Work instructions —
Return all the entries exactly, keeping pictures out.

Dataset rows
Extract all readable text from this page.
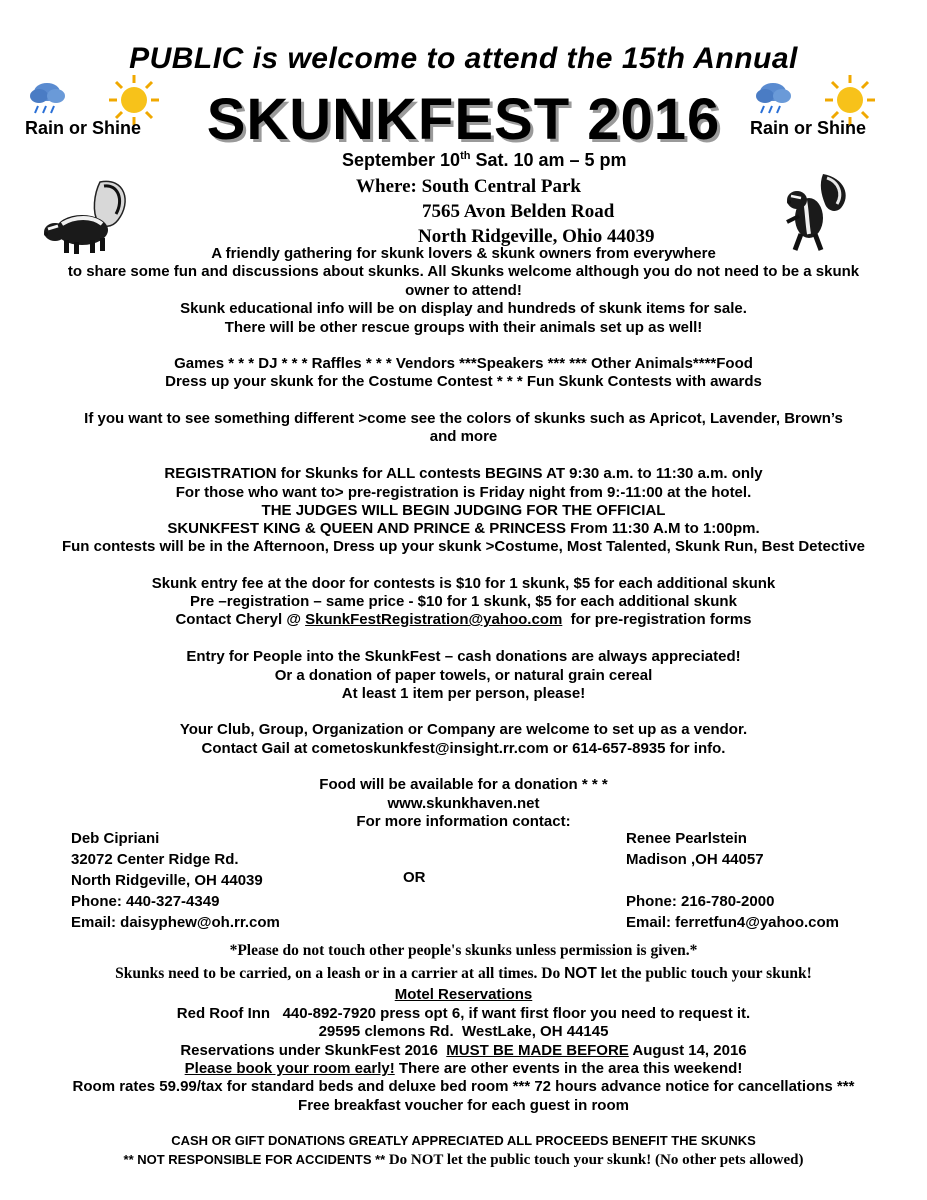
PUBLIC is welcome to attend the 15th Annual
SKUNKFEST 2016
Rain or Shine	Rain or Shine
September 10th Sat. 10 am – 5 pm
Where: South Central Park
7565 Avon Belden Road
North Ridgeville, Ohio 44039
A friendly gathering for skunk lovers & skunk owners from everywhere
to share some fun and discussions about skunks. All Skunks welcome although you do not need to be a skunk
owner to attend!
Skunk educational info will be on display and hundreds of skunk items for sale.
There will be other rescue groups with their animals set up as well!
Games * * * DJ * * * Raffles * * * Vendors ***Speakers *** *** Other Animals****Food
Dress up your skunk for the Costume Contest * * * Fun Skunk Contests with awards
If you want to see something different >come see the colors of skunks such as Apricot, Lavender, Brown’s
and more
REGISTRATION for Skunks for ALL contests BEGINS AT 9:30 a.m. to 11:30 a.m. only
For those who want to> pre-registration is Friday night from 9:-11:00 at the hotel.
THE JUDGES WILL BEGIN JUDGING FOR THE OFFICIAL
SKUNKFEST KING & QUEEN AND PRINCE & PRINCESS From 11:30 A.M to 1:00pm.
Fun contests will be in the Afternoon, Dress up your skunk >Costume, Most Talented, Skunk Run, Best Detective
Skunk entry fee at the door for contests is $10 for 1 skunk, $5 for each additional skunk
Pre –registration – same price - $10 for 1 skunk, $5 for each additional skunk
Contact Cheryl @ SkunkFestRegistration@yahoo.com  for pre-registration forms
Entry for People into the SkunkFest – cash donations are always appreciated!
Or a donation of paper towels, or natural grain cereal
At least 1 item per person, please!
Your Club, Group, Organization or Company are welcome to set up as a vendor.
Contact Gail at cometoskunkfest@insight.rr.com or 614-657-8935 for info.
Food will be available for a donation * * *
www.skunkhaven.net
For more information contact:
Deb Cipriani
32072 Center Ridge Rd.
North Ridgeville, OH 44039
Phone: 440-327-4349
Email: daisyphew@oh.rr.com
OR
Renee Pearlstein
Madison ,OH 44057
Phone: 216-780-2000
Email: ferretfun4@yahoo.com
*Please do not touch other people's skunks unless permission is given.*
Skunks need to be carried, on a leash or in a carrier at all times. Do NOT let the public touch your skunk!
Motel Reservations
Red Roof Inn   440-892-7920 press opt 6, if want first floor you need to request it.
29595 clemons Rd.  WestLake, OH 44145
Reservations under SkunkFest 2016  MUST BE MADE BEFORE August 14, 2016
Please book your room early! There are other events in the area this weekend!
Room rates 59.99/tax for standard beds and deluxe bed room *** 72 hours advance notice for cancellations ***
Free breakfast voucher for each guest in room
CASH OR GIFT DONATIONS GREATLY APPRECIATED ALL PROCEEDS BENEFIT THE SKUNKS
** NOT RESPONSIBLE FOR ACCIDENTS ** Do NOT let the public touch your skunk! (No other pets allowed)
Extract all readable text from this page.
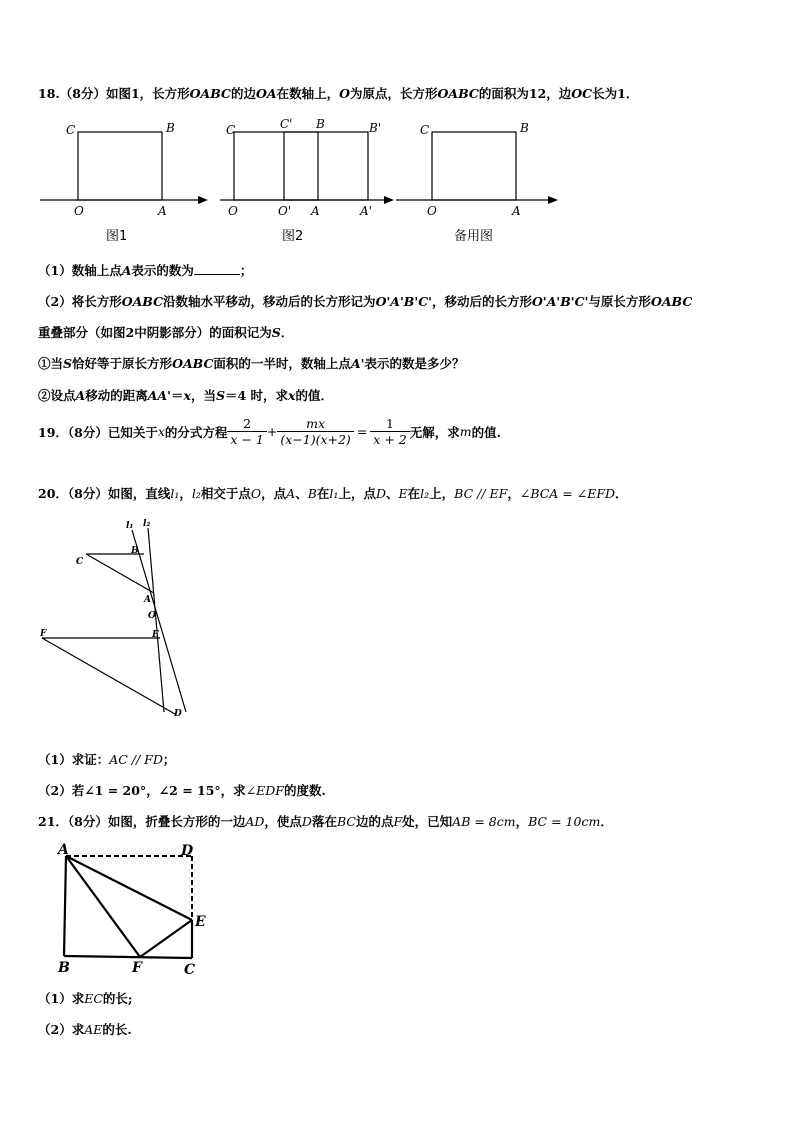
18.（8分）如图1，长方形OABC的边OA在数轴上，O为原点，长方形OABC的面积为12，边OC长为1．
C	B
O	A
图1
C	C' B	B'
O	O' A	A'
图2
C	B
O	A
备用图
（1）数轴上点A表示的数为	；
（2）将长方形OABC沿数轴水平移动，移动后的长方形记为O'A'B'C'，移动后的长方形O'A'B'C'与原长方形OABC
重叠部分（如图2中阴影部分）的面积记为S．
①当S恰好等于原长方形OABC面积的一半时，数轴上点A'表示的数是多少？
②设点A移动的距离AA'＝x，当S＝4 时，求x的值．
19．（8分）已知关于 x 的分式方程 $\frac{2}{x - 1} + \frac{mx}{(x-1)(x+2)} = \frac{1}{x + 2}$ 无解，求 m 的值.
20．（8分）如图，直线l₁，l₂相交于点O，点A、B在l₁上，点D、E在l₂上，BC // EF，∠BCA = ∠EFD．
l₁ l₂
B
C
A
O
F	E
D
（1）求证：AC // FD；
（2）若∠1 = 20°，∠2 = 15°，求∠EDF的度数.
21．（8分）如图，折叠长方形的一边AD，使点D落在BC边的点F处，已知AB = 8cm，BC = 10cm．
A	D
E
B	F	C
（1）求EC的长;
（2）求AE的长.
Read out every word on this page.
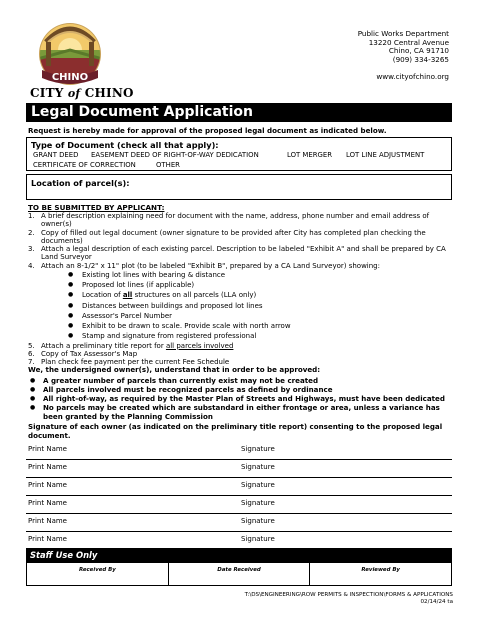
CHINO
CITY of CHINO
Public Works Department
13220 Central Avenue
Chino, CA 91710
(909) 334-3265
www.cityofchino.org
Legal Document Application
Request is hereby made for approval of the proposed legal document as indicated below.
Type of Document (check all that apply):
GRANT DEED	EASEMENT DEED OF RIGHT-OF-WAY DEDICATION	LOT MERGER	LOT LINE ADJUSTMENT
CERTIFICATE OF CORRECTION	OTHER
Location of parcel(s):
TO BE SUBMITTED BY APPLICANT:
1. A brief description explaining need for document with the name, address, phone number and email address of owner(s)
2. Copy of filled out legal document (owner signature to be provided after City has completed plan checking the documents)
3. Attach a legal description of each existing parcel. Description to be labeled "Exhibit A" and shall be prepared by CA Land Surveyor
4. Attach an 8-1/2" x 11" plot (to be labeled "Exhibit B", prepared by a CA Land Surveyor) showing:
●	Existing lot lines with bearing & distance
●	Proposed lot lines (if applicable)
●	Location of all structures on all parcels (LLA only)
●	Distances between buildings and proposed lot lines
●	Assessor's Parcel Number
●	Exhibit to be drawn to scale. Provide scale with north arrow
●	Stamp and signature from registered professional
5. Attach a preliminary title report for all parcels involved
6. Copy of Tax Assessor's Map
7. Plan check fee payment per the current Fee Schedule
We, the undersigned owner(s), understand that in order to be approved:
●	A greater number of parcels than currently exist may not be created
●	All parcels involved must be recognized parcels as defined by ordinance
●	All right-of-way, as required by the Master Plan of Streets and Highways, must have been dedicated
●	No parcels may be created which are substandard in either frontage or area, unless a variance has been granted by the Planning Commission
Signature of each owner (as indicated on the preliminary title report) consenting to the proposed legal document.
Print Name	Signature
Print Name	Signature
Print Name	Signature
Print Name	Signature
Print Name	Signature
Print Name	Signature
Staff Use Only
Received By	Date Received	Reviewed By
T:\DS\ENGINEERING\ROW PERMITS & INSPECTION\FORMS & APPLICATIONS
02/14/24 ta
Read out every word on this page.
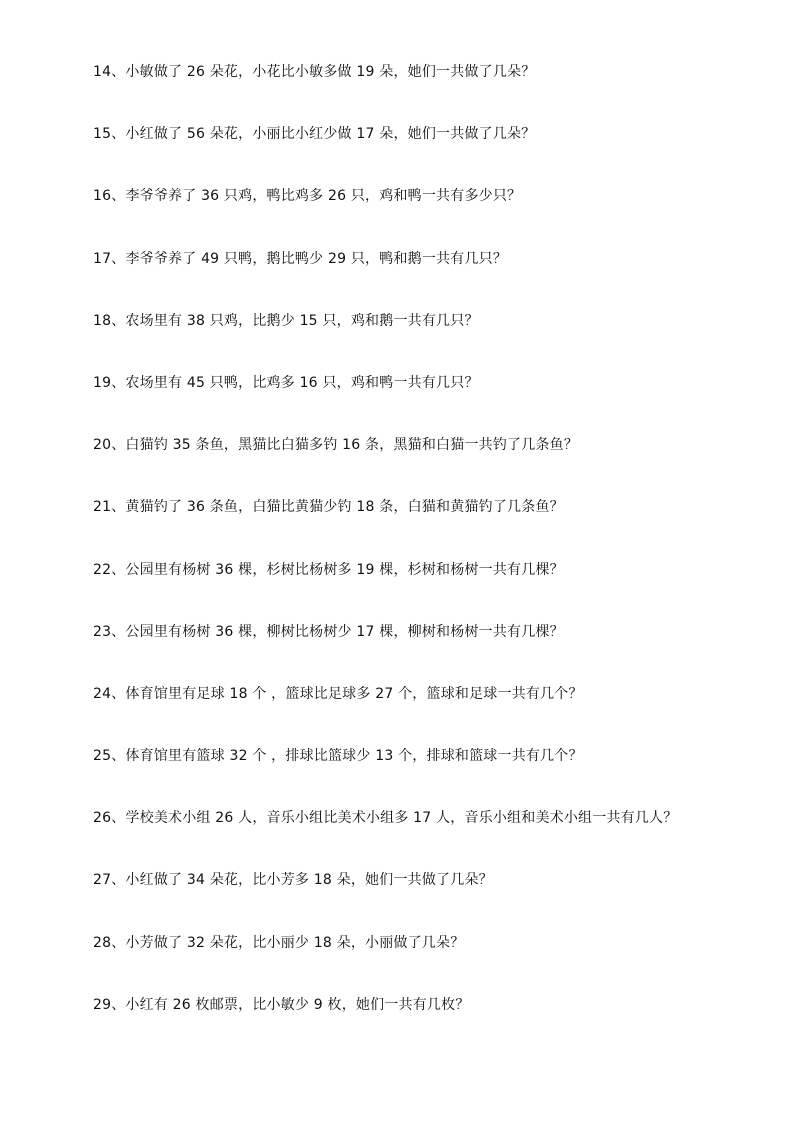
14、小敏做了 26 朵花，小花比小敏多做 19 朵，她们一共做了几朵？
15、小红做了 56 朵花，小丽比小红少做 17 朵，她们一共做了几朵？
16、李爷爷养了 36 只鸡，鸭比鸡多 26 只，鸡和鸭一共有多少只？
17、李爷爷养了 49 只鸭，鹅比鸭少 29 只，鸭和鹅一共有几只？
18、农场里有 38 只鸡，比鹅少 15 只，鸡和鹅一共有几只？
19、农场里有 45 只鸭，比鸡多 16 只，鸡和鸭一共有几只？
20、白猫钓 35 条鱼，黑猫比白猫多钓 16 条，黑猫和白猫一共钓了几条鱼？
21、黄猫钓了 36 条鱼，白猫比黄猫少钓 18 条，白猫和黄猫钓了几条鱼？
22、公园里有杨树 36 棵，杉树比杨树多 19 棵，杉树和杨树一共有几棵？
23、公园里有杨树 36 棵，柳树比杨树少 17 棵，柳树和杨树一共有几棵？
24、体育馆里有足球 18 个 ，篮球比足球多 27 个，篮球和足球一共有几个？
25、体育馆里有篮球 32 个 ，排球比篮球少 13 个，排球和篮球一共有几个？
26、学校美术小组 26 人，音乐小组比美术小组多 17 人，音乐小组和美术小组一共有几人？
27、小红做了 34 朵花，比小芳多 18 朵，她们一共做了几朵？
28、小芳做了 32 朵花，比小丽少 18 朵，小丽做了几朵？
29、小红有 26 枚邮票，比小敏少 9 枚，她们一共有几枚？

Final answer —
Extract all readable text from this page.
PUBLIC is welcome to attend the 15th Annual
SKUNKFEST 2016
Rain or Shine	Rain or Shine
September 10th Sat. 10 am – 5 pm
Where: South Central Park
7565 Avon Belden Road
North Ridgeville, Ohio 44039
A friendly gathering for skunk lovers & skunk owners from everywhere
to share some fun and discussions about skunks. All Skunks welcome although you do not need to be a skunk
owner to attend!
Skunk educational info will be on display and hundreds of skunk items for sale.
There will be other rescue groups with their animals set up as well!
Games * * * DJ * * * Raffles * * * Vendors ***Speakers *** *** Other Animals****Food
Dress up your skunk for the Costume Contest * * * Fun Skunk Contests with awards
If you want to see something different >come see the colors of skunks such as Apricot, Lavender, Brown’s
and more
REGISTRATION for Skunks for ALL contests BEGINS AT 9:30 a.m. to 11:30 a.m. only
For those who want to> pre-registration is Friday night from 9:-11:00 at the hotel.
THE JUDGES WILL BEGIN JUDGING FOR THE OFFICIAL
SKUNKFEST KING & QUEEN AND PRINCE & PRINCESS From 11:30 A.M to 1:00pm.
Fun contests will be in the Afternoon, Dress up your skunk >Costume, Most Talented, Skunk Run, Best Detective
Skunk entry fee at the door for contests is $10 for 1 skunk, $5 for each additional skunk
Pre –registration – same price - $10 for 1 skunk, $5 for each additional skunk
Contact Cheryl @ SkunkFestRegistration@yahoo.com  for pre-registration forms
Entry for People into the SkunkFest – cash donations are always appreciated!
Or a donation of paper towels, or natural grain cereal
At least 1 item per person, please!
Your Club, Group, Organization or Company are welcome to set up as a vendor.
Contact Gail at cometoskunkfest@insight.rr.com or 614-657-8935 for info.
Food will be available for a donation * * *
www.skunkhaven.net
For more information contact:
Deb Cipriani
32072 Center Ridge Rd.
North Ridgeville, OH 44039
Phone: 440-327-4349
Email: daisyphew@oh.rr.com
OR
Renee Pearlstein
Madison ,OH 44057
Phone: 216-780-2000
Email: ferretfun4@yahoo.com
*Please do not touch other people's skunks unless permission is given.*
Skunks need to be carried, on a leash or in a carrier at all times. Do NOT let the public touch your skunk!
Motel Reservations
Red Roof Inn   440-892-7920 press opt 6, if want first floor you need to request it.
29595 clemons Rd.  WestLake, OH 44145
Reservations under SkunkFest 2016  MUST BE MADE BEFORE August 14, 2016
Please book your room early! There are other events in the area this weekend!
Room rates 59.99/tax for standard beds and deluxe bed room *** 72 hours advance notice for cancellations ***
Free breakfast voucher for each guest in room
CASH OR GIFT DONATIONS GREATLY APPRECIATED ALL PROCEEDS BENEFIT THE SKUNKS
** NOT RESPONSIBLE FOR ACCIDENTS ** Do NOT let the public touch your skunk! (No other pets allowed)
Extract all readable text from this page.
18.（8分）如图1，长方形OABC的边OA在数轴上，O为原点，长方形OABC的面积为12，边OC长为1．
C	B
O	A
图1
C	C' B	B'
O	O' A	A'
图2
C	B
O	A
备用图
（1）数轴上点A表示的数为	；
（2）将长方形OABC沿数轴水平移动，移动后的长方形记为O'A'B'C'，移动后的长方形O'A'B'C'与原长方形OABC
重叠部分（如图2中阴影部分）的面积记为S．
①当S恰好等于原长方形OABC面积的一半时，数轴上点A'表示的数是多少？
②设点A移动的距离AA'＝x，当S＝4 时，求x的值．
19．（8分）已知关于 x 的分式方程 $\frac{2}{x - 1} + \frac{mx}{(x-1)(x+2)} = \frac{1}{x + 2}$ 无解，求 m 的值.
20．（8分）如图，直线l₁，l₂相交于点O，点A、B在l₁上，点D、E在l₂上，BC // EF，∠BCA = ∠EFD．
l₁ l₂
B
C
A
O
F	E
D
（1）求证：AC // FD；
（2）若∠1 = 20°，∠2 = 15°，求∠EDF的度数.
21．（8分）如图，折叠长方形的一边AD，使点D落在BC边的点F处，已知AB = 8cm，BC = 10cm．
A	D
E
B	F	C
（1）求EC的长;
（2）求AE的长.
Read out every word on this page.
CHINO
CITY of CHINO
Public Works Department
13220 Central Avenue
Chino, CA 91710
(909) 334-3265
www.cityofchino.org
Legal Document Application
Request is hereby made for approval of the proposed legal document as indicated below.
Type of Document (check all that apply):
GRANT DEED	EASEMENT DEED OF RIGHT-OF-WAY DEDICATION	LOT MERGER	LOT LINE ADJUSTMENT
CERTIFICATE OF CORRECTION	OTHER
Location of parcel(s):
TO BE SUBMITTED BY APPLICANT:
1. A brief description explaining need for document with the name, address, phone number and email address of owner(s)
2. Copy of filled out legal document (owner signature to be provided after City has completed plan checking the documents)
3. Attach a legal description of each existing parcel. Description to be labeled "Exhibit A" and shall be prepared by CA Land Surveyor
4. Attach an 8-1/2" x 11" plot (to be labeled "Exhibit B", prepared by a CA Land Surveyor) showing:
●	Existing lot lines with bearing & distance
●	Proposed lot lines (if applicable)
●	Location of all structures on all parcels (LLA only)
●	Distances between buildings and proposed lot lines
●	Assessor's Parcel Number
●	Exhibit to be drawn to scale. Provide scale with north arrow
●	Stamp and signature from registered professional
5. Attach a preliminary title report for all parcels involved
6. Copy of Tax Assessor's Map
7. Plan check fee payment per the current Fee Schedule
We, the undersigned owner(s), understand that in order to be approved:
●	A greater number of parcels than currently exist may not be created
●	All parcels involved must be recognized parcels as defined by ordinance
●	All right-of-way, as required by the Master Plan of Streets and Highways, must have been dedicated
●	No parcels may be created which are substandard in either frontage or area, unless a variance has been granted by the Planning Commission
Signature of each owner (as indicated on the preliminary title report) consenting to the proposed legal document.
Print Name	Signature
Print Name	Signature
Print Name	Signature
Print Name	Signature
Print Name	Signature
Print Name	Signature
Staff Use Only
Received By	Date Received	Reviewed By
T:\DS\ENGINEERING\ROW PERMITS & INSPECTION\FORMS & APPLICATIONS
02/14/24 ta
Read out every word on this page.
14、小敏做了 26 朵花，小花比小敏多做 19 朵，她们一共做了几朵？
15、小红做了 56 朵花，小丽比小红少做 17 朵，她们一共做了几朵？
16、李爷爷养了 36 只鸡，鸭比鸡多 26 只，鸡和鸭一共有多少只？
17、李爷爷养了 49 只鸭，鹅比鸭少 29 只，鸭和鹅一共有几只？
18、农场里有 38 只鸡，比鹅少 15 只，鸡和鹅一共有几只？
19、农场里有 45 只鸭，比鸡多 16 只，鸡和鸭一共有几只？
20、白猫钓 35 条鱼，黑猫比白猫多钓 16 条，黑猫和白猫一共钓了几条鱼？
21、黄猫钓了 36 条鱼，白猫比黄猫少钓 18 条，白猫和黄猫钓了几条鱼？
22、公园里有杨树 36 棵，杉树比杨树多 19 棵，杉树和杨树一共有几棵？
23、公园里有杨树 36 棵，柳树比杨树少 17 棵，柳树和杨树一共有几棵？
24、体育馆里有足球 18 个 ，篮球比足球多 27 个，篮球和足球一共有几个？
25、体育馆里有篮球 32 个 ，排球比篮球少 13 个，排球和篮球一共有几个？
26、学校美术小组 26 人，音乐小组比美术小组多 17 人，音乐小组和美术小组一共有几人？
27、小红做了 34 朵花，比小芳多 18 朵，她们一共做了几朵？
28、小芳做了 32 朵花，比小丽少 18 朵，小丽做了几朵？
29、小红有 26 枚邮票，比小敏少 9 枚，她们一共有几枚？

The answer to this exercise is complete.